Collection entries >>
• • • • • • •

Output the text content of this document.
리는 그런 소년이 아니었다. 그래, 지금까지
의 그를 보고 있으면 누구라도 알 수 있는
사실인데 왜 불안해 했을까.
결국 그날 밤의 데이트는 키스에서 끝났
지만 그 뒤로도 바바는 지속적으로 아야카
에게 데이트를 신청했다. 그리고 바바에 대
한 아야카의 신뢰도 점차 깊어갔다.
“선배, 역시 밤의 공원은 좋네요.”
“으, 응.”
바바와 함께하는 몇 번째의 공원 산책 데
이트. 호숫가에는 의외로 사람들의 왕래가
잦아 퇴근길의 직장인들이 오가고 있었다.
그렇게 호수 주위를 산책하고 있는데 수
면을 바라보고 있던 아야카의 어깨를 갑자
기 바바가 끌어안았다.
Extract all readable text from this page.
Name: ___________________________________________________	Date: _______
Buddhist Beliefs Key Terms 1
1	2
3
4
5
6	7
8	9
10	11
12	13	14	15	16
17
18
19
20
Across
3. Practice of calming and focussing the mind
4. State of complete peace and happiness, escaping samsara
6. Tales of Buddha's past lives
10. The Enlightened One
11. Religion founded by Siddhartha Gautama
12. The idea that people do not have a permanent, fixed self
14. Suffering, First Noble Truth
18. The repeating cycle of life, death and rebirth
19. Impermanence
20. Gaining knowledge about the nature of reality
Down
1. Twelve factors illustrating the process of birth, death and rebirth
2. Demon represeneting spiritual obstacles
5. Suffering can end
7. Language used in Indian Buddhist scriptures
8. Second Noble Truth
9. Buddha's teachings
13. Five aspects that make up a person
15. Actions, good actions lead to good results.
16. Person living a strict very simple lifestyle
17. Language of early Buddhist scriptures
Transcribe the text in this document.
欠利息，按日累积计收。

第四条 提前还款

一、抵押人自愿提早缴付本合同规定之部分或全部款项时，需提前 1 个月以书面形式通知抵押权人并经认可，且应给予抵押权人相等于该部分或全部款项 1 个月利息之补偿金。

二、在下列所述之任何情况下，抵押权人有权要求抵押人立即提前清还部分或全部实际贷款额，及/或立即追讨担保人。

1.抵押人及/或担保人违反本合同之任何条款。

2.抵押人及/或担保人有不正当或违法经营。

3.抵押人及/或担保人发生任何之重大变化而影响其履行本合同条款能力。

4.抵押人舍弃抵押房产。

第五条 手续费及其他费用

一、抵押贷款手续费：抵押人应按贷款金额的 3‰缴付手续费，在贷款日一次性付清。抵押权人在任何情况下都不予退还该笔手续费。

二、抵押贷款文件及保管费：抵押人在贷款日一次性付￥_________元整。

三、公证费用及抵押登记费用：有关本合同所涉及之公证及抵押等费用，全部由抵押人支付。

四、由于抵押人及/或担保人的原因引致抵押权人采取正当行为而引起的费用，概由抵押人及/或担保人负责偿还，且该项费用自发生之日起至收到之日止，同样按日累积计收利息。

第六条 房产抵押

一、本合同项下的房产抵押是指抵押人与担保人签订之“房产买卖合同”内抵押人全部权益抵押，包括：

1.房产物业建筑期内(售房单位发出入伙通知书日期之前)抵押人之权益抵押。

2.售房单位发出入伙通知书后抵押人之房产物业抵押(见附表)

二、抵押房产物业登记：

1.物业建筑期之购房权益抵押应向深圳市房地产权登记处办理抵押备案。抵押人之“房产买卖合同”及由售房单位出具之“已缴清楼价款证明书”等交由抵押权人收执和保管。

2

• • • • • • •

TASK BRIEF >>
Copy out the full material exactly as it appears.

COMPLETE RESPONSE >>
Output the text content of this document.
리는 그런 소년이 아니었다. 그래, 지금까지
의 그를 보고 있으면 누구라도 알 수 있는
사실인데 왜 불안해 했을까.
결국 그날 밤의 데이트는 키스에서 끝났
지만 그 뒤로도 바바는 지속적으로 아야카
에게 데이트를 신청했다. 그리고 바바에 대
한 아야카의 신뢰도 점차 깊어갔다.
“선배, 역시 밤의 공원은 좋네요.”
“으, 응.”
바바와 함께하는 몇 번째의 공원 산책 데
이트. 호숫가에는 의외로 사람들의 왕래가
잦아 퇴근길의 직장인들이 오가고 있었다.
그렇게 호수 주위를 산책하고 있는데 수
면을 바라보고 있던 아야카의 어깨를 갑자
기 바바가 끌어안았다.
Extract all readable text from this page.
Name: ___________________________________________________	Date: _______
Buddhist Beliefs Key Terms 1
1	2
3
4
5
6	7
8	9
10	11
12	13	14	15	16
17
18
19
20
Across
3. Practice of calming and focussing the mind
4. State of complete peace and happiness, escaping samsara
6. Tales of Buddha's past lives
10. The Enlightened One
11. Religion founded by Siddhartha Gautama
12. The idea that people do not have a permanent, fixed self
14. Suffering, First Noble Truth
18. The repeating cycle of life, death and rebirth
19. Impermanence
20. Gaining knowledge about the nature of reality
Down
1. Twelve factors illustrating the process of birth, death and rebirth
2. Demon represeneting spiritual obstacles
5. Suffering can end
7. Language used in Indian Buddhist scriptures
8. Second Noble Truth
9. Buddha's teachings
13. Five aspects that make up a person
15. Actions, good actions lead to good results.
16. Person living a strict very simple lifestyle
17. Language of early Buddhist scriptures
Transcribe the text in this document.
欠利息，按日累积计收。

第四条 提前还款

一、抵押人自愿提早缴付本合同规定之部分或全部款项时，需提前 1 个月以书面形式通知抵押权人并经认可，且应给予抵押权人相等于该部分或全部款项 1 个月利息之补偿金。

二、在下列所述之任何情况下，抵押权人有权要求抵押人立即提前清还部分或全部实际贷款额，及/或立即追讨担保人。

1.抵押人及/或担保人违反本合同之任何条款。

2.抵押人及/或担保人有不正当或违法经营。

3.抵押人及/或担保人发生任何之重大变化而影响其履行本合同条款能力。

4.抵押人舍弃抵押房产。

第五条 手续费及其他费用

一、抵押贷款手续费：抵押人应按贷款金额的 3‰缴付手续费，在贷款日一次性付清。抵押权人在任何情况下都不予退还该笔手续费。

二、抵押贷款文件及保管费：抵押人在贷款日一次性付￥_________元整。

三、公证费用及抵押登记费用：有关本合同所涉及之公证及抵押等费用，全部由抵押人支付。

四、由于抵押人及/或担保人的原因引致抵押权人采取正当行为而引起的费用，概由抵押人及/或担保人负责偿还，且该项费用自发生之日起至收到之日止，同样按日累积计收利息。

第六条 房产抵押

一、本合同项下的房产抵押是指抵押人与担保人签订之“房产买卖合同”内抵押人全部权益抵押，包括：

1.房产物业建筑期内(售房单位发出入伙通知书日期之前)抵押人之权益抵押。

2.售房单位发出入伙通知书后抵押人之房产物业抵押(见附表)

二、抵押房产物业登记：

1.物业建筑期之购房权益抵押应向深圳市房地产权登记处办理抵押备案。抵押人之“房产买卖合同”及由售房单位出具之“已缴清楼价款证明书”等交由抵押权人收执和保管。

2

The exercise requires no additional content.